## TASK PROMPT
Nothing but the lines from the one containing "What's the underlying" through the last line should be written out, please, exactly as they stand.

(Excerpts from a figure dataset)

★ ★ ★

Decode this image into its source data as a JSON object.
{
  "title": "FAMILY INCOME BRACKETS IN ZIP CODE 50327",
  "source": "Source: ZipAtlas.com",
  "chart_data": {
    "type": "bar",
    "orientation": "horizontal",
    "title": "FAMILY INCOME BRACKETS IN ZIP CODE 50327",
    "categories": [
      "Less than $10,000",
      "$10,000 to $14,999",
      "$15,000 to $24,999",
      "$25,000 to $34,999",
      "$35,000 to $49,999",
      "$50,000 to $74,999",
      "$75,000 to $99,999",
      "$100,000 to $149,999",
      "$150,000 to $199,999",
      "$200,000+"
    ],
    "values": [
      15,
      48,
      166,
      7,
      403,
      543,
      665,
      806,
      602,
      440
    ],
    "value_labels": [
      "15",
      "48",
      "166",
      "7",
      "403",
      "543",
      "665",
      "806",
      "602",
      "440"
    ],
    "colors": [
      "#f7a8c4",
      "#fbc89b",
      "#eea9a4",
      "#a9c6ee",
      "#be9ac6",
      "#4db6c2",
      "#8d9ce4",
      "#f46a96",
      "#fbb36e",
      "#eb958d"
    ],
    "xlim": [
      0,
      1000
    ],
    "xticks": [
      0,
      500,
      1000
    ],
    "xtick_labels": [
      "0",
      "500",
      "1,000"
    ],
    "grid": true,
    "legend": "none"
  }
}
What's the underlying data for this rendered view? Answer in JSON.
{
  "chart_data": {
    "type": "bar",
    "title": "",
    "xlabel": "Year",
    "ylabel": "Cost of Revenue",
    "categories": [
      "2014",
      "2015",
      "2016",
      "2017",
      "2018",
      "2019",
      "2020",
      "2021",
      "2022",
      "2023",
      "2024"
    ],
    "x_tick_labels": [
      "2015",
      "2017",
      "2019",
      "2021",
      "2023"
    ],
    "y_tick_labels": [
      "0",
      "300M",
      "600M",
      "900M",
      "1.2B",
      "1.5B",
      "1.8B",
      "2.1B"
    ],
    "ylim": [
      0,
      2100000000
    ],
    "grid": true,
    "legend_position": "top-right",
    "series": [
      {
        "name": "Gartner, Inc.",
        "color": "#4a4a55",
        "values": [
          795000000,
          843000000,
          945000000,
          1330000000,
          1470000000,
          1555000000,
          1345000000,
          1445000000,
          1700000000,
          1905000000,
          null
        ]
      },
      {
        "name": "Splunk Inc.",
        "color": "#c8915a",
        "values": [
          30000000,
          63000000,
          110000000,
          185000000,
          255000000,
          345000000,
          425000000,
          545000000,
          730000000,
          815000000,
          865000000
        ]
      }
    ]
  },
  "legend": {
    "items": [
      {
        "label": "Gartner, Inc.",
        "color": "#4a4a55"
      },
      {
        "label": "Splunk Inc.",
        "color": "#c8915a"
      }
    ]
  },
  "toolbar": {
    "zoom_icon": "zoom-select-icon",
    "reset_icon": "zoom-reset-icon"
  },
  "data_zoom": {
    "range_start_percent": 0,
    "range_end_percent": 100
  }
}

★ ★ ★

## FULL OUTPUT
What's the underlying data for this rendered view? Answer in JSON.
{
  "chart_data": {
    "type": "bar",
    "title": "",
    "xlabel": "Year",
    "ylabel": "Cost of Revenue",
    "categories": [
      "2014",
      "2015",
      "2016",
      "2017",
      "2018",
      "2019",
      "2020",
      "2021",
      "2022",
      "2023",
      "2024"
    ],
    "x_tick_labels": [
      "2015",
      "2017",
      "2019",
      "2021",
      "2023"
    ],
    "y_tick_labels": [
      "0",
      "300M",
      "600M",
      "900M",
      "1.2B",
      "1.5B",
      "1.8B",
      "2.1B"
    ],
    "ylim": [
      0,
      2100000000
    ],
    "grid": true,
    "legend_position": "top-right",
    "series": [
      {
        "name": "Gartner, Inc.",
        "color": "#4a4a55",
        "values": [
          795000000,
          843000000,
          945000000,
          1330000000,
          1470000000,
          1555000000,
          1345000000,
          1445000000,
          1700000000,
          1905000000,
          null
        ]
      },
      {
        "name": "Splunk Inc.",
        "color": "#c8915a",
        "values": [
          30000000,
          63000000,
          110000000,
          185000000,
          255000000,
          345000000,
          425000000,
          545000000,
          730000000,
          815000000,
          865000000
        ]
      }
    ]
  },
  "legend": {
    "items": [
      {
        "label": "Gartner, Inc.",
        "color": "#4a4a55"
      },
      {
        "label": "Splunk Inc.",
        "color": "#c8915a"
      }
    ]
  },
  "toolbar": {
    "zoom_icon": "zoom-select-icon",
    "reset_icon": "zoom-reset-icon"
  },
  "data_zoom": {
    "range_start_percent": 0,
    "range_end_percent": 100
  }
}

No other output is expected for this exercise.